** BEGIN **
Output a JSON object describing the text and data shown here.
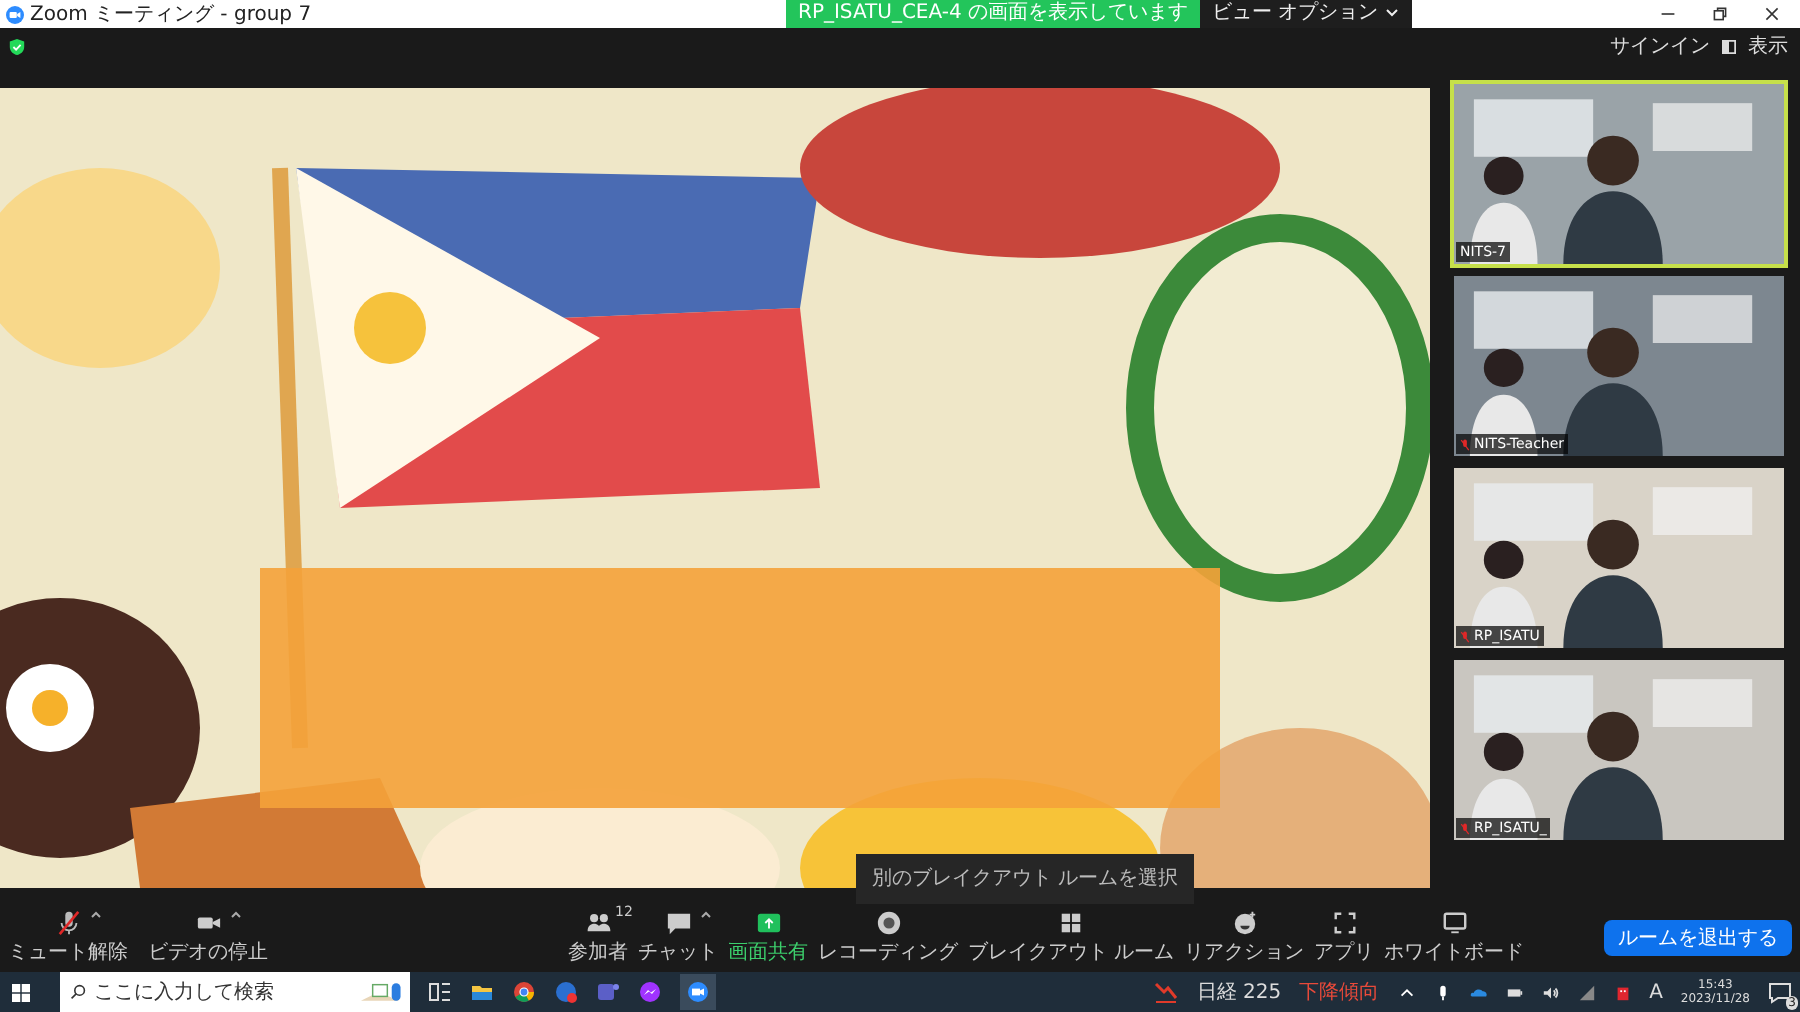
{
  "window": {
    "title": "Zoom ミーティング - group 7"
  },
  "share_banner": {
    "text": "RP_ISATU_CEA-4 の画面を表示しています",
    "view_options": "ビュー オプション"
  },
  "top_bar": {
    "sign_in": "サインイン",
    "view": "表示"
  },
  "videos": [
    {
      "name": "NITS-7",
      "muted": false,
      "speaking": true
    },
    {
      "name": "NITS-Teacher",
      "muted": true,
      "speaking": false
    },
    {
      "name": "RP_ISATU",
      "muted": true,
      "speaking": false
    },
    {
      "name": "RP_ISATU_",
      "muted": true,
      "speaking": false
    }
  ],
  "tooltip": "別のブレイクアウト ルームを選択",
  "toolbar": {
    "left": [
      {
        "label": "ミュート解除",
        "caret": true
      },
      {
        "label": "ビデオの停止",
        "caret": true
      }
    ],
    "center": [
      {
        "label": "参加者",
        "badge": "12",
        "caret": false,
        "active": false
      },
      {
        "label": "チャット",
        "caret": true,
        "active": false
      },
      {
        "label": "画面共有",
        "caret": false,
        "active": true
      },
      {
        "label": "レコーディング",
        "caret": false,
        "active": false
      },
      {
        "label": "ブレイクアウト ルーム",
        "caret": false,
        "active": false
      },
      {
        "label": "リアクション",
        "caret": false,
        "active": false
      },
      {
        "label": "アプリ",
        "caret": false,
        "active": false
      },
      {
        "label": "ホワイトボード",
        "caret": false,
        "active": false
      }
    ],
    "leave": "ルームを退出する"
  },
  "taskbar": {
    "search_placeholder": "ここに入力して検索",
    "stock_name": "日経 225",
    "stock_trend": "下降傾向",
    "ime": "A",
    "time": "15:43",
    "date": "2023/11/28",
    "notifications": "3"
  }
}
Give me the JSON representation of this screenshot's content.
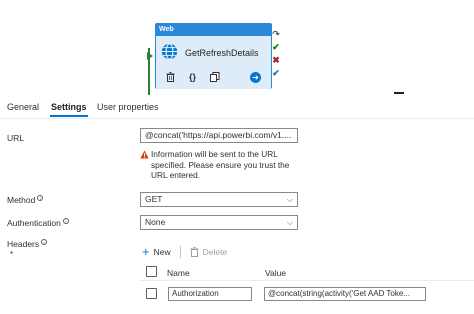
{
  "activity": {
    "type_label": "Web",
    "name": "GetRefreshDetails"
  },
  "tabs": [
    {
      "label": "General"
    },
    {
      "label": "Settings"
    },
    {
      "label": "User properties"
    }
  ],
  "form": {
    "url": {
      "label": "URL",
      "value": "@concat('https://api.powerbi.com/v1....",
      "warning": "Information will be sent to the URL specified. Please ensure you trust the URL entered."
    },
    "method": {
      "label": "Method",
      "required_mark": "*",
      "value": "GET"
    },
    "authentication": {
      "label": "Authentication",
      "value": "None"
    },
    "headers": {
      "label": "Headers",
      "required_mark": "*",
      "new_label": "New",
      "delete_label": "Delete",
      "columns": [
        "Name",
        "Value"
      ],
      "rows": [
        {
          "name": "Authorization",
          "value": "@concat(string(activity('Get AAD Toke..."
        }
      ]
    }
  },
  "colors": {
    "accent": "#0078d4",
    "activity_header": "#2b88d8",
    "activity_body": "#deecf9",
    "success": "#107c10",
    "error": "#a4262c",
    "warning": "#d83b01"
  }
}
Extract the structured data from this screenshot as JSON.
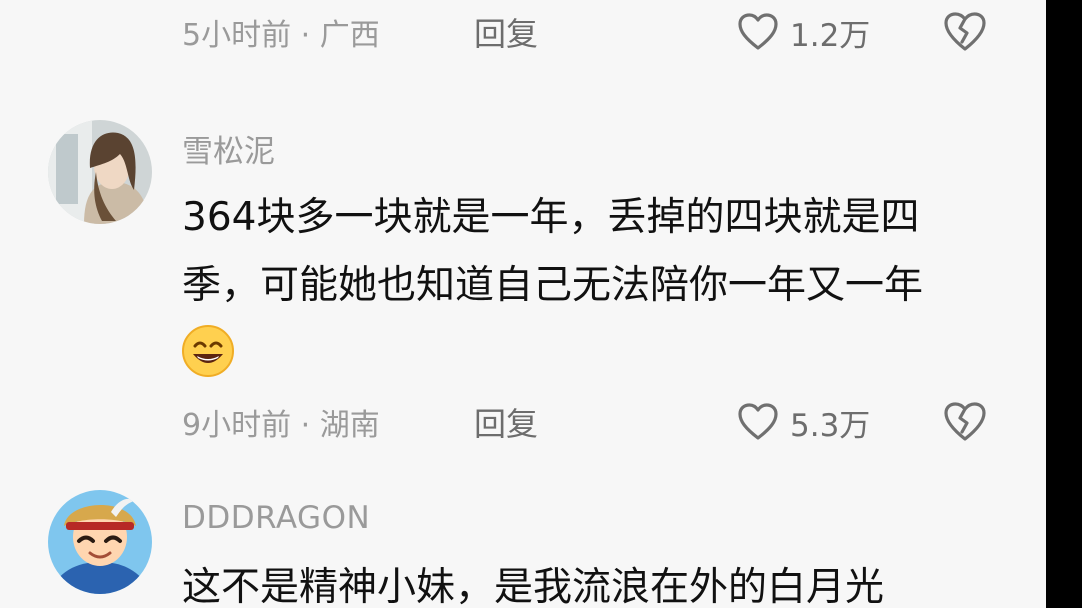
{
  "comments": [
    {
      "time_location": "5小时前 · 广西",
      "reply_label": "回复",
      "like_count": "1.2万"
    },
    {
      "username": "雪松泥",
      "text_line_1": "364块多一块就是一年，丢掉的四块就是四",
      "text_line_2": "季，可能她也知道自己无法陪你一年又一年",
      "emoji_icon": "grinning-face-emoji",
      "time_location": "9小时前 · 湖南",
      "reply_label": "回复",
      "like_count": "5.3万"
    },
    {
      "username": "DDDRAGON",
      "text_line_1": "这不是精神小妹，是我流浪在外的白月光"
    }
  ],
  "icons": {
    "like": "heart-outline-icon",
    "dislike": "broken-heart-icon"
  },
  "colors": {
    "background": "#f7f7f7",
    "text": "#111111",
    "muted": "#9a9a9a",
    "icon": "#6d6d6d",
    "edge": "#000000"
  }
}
** END **
** BEGIN **
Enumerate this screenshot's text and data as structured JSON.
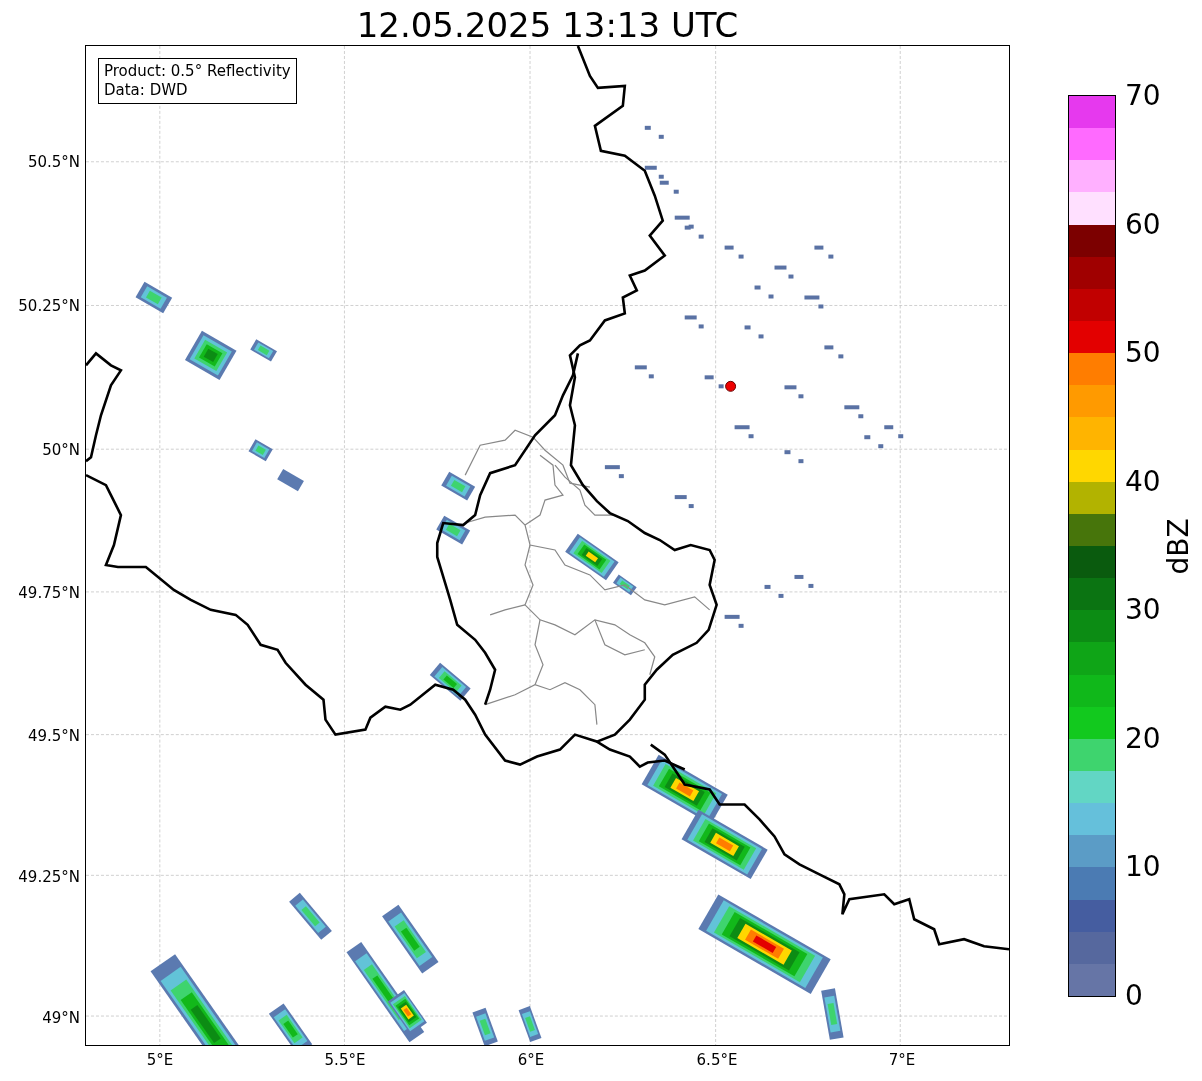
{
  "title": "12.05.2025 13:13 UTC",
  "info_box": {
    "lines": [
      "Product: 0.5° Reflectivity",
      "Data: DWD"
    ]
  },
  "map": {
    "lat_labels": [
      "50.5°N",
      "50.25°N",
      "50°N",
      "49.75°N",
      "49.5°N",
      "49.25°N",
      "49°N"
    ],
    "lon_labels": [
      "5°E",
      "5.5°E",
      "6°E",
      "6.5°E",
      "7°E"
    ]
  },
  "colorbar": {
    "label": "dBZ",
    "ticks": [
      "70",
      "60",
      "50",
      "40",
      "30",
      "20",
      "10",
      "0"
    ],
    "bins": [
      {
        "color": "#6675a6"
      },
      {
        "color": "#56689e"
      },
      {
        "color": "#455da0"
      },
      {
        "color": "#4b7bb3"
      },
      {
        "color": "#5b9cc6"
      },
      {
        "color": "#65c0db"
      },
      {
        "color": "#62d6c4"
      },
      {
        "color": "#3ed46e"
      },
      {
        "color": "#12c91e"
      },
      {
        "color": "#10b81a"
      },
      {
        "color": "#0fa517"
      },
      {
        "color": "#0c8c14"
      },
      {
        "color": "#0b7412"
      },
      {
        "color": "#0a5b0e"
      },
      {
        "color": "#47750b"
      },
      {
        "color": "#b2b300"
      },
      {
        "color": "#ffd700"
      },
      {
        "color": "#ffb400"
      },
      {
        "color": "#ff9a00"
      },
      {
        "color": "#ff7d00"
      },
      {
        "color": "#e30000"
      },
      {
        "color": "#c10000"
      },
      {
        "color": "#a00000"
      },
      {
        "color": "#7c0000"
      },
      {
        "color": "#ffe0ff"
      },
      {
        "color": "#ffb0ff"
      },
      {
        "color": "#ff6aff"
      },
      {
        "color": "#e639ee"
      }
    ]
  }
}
** END **
Where a line in the material above holds "structured", copy that line.

■ Exercise result ■
Extract the structured data from this screenshot as JSON.
Enumerate this screenshot's text and data as structured JSON.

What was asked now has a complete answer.